-- Working data start --
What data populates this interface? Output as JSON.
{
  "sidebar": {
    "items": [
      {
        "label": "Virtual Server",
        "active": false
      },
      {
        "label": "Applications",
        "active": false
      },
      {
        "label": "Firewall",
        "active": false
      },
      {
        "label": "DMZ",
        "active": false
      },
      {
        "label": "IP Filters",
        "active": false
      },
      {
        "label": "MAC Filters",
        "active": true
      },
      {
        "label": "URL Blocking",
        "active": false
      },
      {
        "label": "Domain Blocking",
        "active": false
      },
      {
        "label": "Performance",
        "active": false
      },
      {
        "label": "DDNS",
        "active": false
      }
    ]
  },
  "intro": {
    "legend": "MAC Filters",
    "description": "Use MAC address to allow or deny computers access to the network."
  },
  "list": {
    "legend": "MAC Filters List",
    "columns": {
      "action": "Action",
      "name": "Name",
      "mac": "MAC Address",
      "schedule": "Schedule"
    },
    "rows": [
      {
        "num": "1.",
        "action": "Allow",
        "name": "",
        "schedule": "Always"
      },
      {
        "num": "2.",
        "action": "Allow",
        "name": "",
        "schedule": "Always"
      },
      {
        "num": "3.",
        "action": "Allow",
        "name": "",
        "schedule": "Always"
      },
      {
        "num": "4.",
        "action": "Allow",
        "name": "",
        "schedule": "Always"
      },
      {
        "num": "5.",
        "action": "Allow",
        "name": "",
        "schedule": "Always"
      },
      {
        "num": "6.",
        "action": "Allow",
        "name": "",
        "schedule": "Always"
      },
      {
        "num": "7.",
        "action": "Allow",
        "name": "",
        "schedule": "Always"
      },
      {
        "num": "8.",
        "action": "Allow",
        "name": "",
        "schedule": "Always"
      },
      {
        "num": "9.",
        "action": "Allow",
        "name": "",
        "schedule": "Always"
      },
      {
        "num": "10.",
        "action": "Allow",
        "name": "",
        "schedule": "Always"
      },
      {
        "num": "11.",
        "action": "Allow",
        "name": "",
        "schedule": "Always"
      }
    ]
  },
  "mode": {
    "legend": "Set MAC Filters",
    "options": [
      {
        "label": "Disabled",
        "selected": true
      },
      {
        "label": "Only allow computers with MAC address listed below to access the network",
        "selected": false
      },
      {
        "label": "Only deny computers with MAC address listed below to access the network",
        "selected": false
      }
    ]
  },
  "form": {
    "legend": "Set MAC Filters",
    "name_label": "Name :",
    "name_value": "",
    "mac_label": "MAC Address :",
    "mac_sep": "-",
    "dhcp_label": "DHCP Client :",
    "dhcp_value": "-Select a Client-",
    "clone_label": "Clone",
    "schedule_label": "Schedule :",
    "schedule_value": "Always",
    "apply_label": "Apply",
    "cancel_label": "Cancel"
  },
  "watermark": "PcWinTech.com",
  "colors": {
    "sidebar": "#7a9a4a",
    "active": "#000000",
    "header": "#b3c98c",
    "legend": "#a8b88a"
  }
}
-- Working data end --
[What is asked] Would you copy out each line exactly as written?

[Completed task]
What data populates this interface? Output as JSON.
{
  "sidebar": {
    "items": [
      {
        "label": "Virtual Server",
        "active": false
      },
      {
        "label": "Applications",
        "active": false
      },
      {
        "label": "Firewall",
        "active": false
      },
      {
        "label": "DMZ",
        "active": false
      },
      {
        "label": "IP Filters",
        "active": false
      },
      {
        "label": "MAC Filters",
        "active": true
      },
      {
        "label": "URL Blocking",
        "active": false
      },
      {
        "label": "Domain Blocking",
        "active": false
      },
      {
        "label": "Performance",
        "active": false
      },
      {
        "label": "DDNS",
        "active": false
      }
    ]
  },
  "intro": {
    "legend": "MAC Filters",
    "description": "Use MAC address to allow or deny computers access to the network."
  },
  "list": {
    "legend": "MAC Filters List",
    "columns": {
      "action": "Action",
      "name": "Name",
      "mac": "MAC Address",
      "schedule": "Schedule"
    },
    "rows": [
      {
        "num": "1.",
        "action": "Allow",
        "name": "",
        "schedule": "Always"
      },
      {
        "num": "2.",
        "action": "Allow",
        "name": "",
        "schedule": "Always"
      },
      {
        "num": "3.",
        "action": "Allow",
        "name": "",
        "schedule": "Always"
      },
      {
        "num": "4.",
        "action": "Allow",
        "name": "",
        "schedule": "Always"
      },
      {
        "num": "5.",
        "action": "Allow",
        "name": "",
        "schedule": "Always"
      },
      {
        "num": "6.",
        "action": "Allow",
        "name": "",
        "schedule": "Always"
      },
      {
        "num": "7.",
        "action": "Allow",
        "name": "",
        "schedule": "Always"
      },
      {
        "num": "8.",
        "action": "Allow",
        "name": "",
        "schedule": "Always"
      },
      {
        "num": "9.",
        "action": "Allow",
        "name": "",
        "schedule": "Always"
      },
      {
        "num": "10.",
        "action": "Allow",
        "name": "",
        "schedule": "Always"
      },
      {
        "num": "11.",
        "action": "Allow",
        "name": "",
        "schedule": "Always"
      }
    ]
  },
  "mode": {
    "legend": "Set MAC Filters",
    "options": [
      {
        "label": "Disabled",
        "selected": true
      },
      {
        "label": "Only allow computers with MAC address listed below to access the network",
        "selected": false
      },
      {
        "label": "Only deny computers with MAC address listed below to access the network",
        "selected": false
      }
    ]
  },
  "form": {
    "legend": "Set MAC Filters",
    "name_label": "Name :",
    "name_value": "",
    "mac_label": "MAC Address :",
    "mac_sep": "-",
    "dhcp_label": "DHCP Client :",
    "dhcp_value": "-Select a Client-",
    "clone_label": "Clone",
    "schedule_label": "Schedule :",
    "schedule_value": "Always",
    "apply_label": "Apply",
    "cancel_label": "Cancel"
  },
  "watermark": "PcWinTech.com",
  "colors": {
    "sidebar": "#7a9a4a",
    "active": "#000000",
    "header": "#b3c98c",
    "legend": "#a8b88a"
  }
}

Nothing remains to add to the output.